- Task prompt -
Give every entry again, word for word and in full.

- Given data -
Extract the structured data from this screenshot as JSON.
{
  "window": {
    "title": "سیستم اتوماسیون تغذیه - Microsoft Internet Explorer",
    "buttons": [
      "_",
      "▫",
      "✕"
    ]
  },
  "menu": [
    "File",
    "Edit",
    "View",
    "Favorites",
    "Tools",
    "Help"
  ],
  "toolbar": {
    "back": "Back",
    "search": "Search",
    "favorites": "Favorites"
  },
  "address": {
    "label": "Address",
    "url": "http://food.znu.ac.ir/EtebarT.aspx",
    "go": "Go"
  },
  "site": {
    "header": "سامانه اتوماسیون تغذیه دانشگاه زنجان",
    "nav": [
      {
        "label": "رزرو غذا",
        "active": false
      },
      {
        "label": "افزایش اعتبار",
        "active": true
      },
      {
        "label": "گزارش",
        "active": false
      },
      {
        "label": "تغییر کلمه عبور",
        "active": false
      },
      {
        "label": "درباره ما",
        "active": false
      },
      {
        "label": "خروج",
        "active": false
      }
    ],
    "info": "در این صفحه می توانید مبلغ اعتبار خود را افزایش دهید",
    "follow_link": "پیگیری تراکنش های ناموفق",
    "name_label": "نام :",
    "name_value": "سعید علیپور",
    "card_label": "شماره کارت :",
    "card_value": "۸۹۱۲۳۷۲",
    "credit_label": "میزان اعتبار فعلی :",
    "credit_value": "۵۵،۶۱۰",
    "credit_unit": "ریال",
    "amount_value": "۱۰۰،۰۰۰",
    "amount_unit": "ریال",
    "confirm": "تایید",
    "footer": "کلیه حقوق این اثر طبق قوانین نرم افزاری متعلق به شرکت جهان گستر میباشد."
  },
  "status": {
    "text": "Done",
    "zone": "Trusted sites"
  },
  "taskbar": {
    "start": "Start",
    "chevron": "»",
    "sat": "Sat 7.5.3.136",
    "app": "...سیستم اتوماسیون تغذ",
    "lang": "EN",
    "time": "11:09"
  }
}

- Final answer -
Extract the structured data from this screenshot as JSON.
{
  "window": {
    "title": "سیستم اتوماسیون تغذیه - Microsoft Internet Explorer",
    "buttons": [
      "_",
      "▫",
      "✕"
    ]
  },
  "menu": [
    "File",
    "Edit",
    "View",
    "Favorites",
    "Tools",
    "Help"
  ],
  "toolbar": {
    "back": "Back",
    "search": "Search",
    "favorites": "Favorites"
  },
  "address": {
    "label": "Address",
    "url": "http://food.znu.ac.ir/EtebarT.aspx",
    "go": "Go"
  },
  "site": {
    "header": "سامانه اتوماسیون تغذیه دانشگاه زنجان",
    "nav": [
      {
        "label": "رزرو غذا",
        "active": false
      },
      {
        "label": "افزایش اعتبار",
        "active": true
      },
      {
        "label": "گزارش",
        "active": false
      },
      {
        "label": "تغییر کلمه عبور",
        "active": false
      },
      {
        "label": "درباره ما",
        "active": false
      },
      {
        "label": "خروج",
        "active": false
      }
    ],
    "info": "در این صفحه می توانید مبلغ اعتبار خود را افزایش دهید",
    "follow_link": "پیگیری تراکنش های ناموفق",
    "name_label": "نام :",
    "name_value": "سعید علیپور",
    "card_label": "شماره کارت :",
    "card_value": "۸۹۱۲۳۷۲",
    "credit_label": "میزان اعتبار فعلی :",
    "credit_value": "۵۵،۶۱۰",
    "credit_unit": "ریال",
    "amount_value": "۱۰۰،۰۰۰",
    "amount_unit": "ریال",
    "confirm": "تایید",
    "footer": "کلیه حقوق این اثر طبق قوانین نرم افزاری متعلق به شرکت جهان گستر میباشد."
  },
  "status": {
    "text": "Done",
    "zone": "Trusted sites"
  },
  "taskbar": {
    "start": "Start",
    "chevron": "»",
    "sat": "Sat 7.5.3.136",
    "app": "...سیستم اتوماسیون تغذ",
    "lang": "EN",
    "time": "11:09"
  }
}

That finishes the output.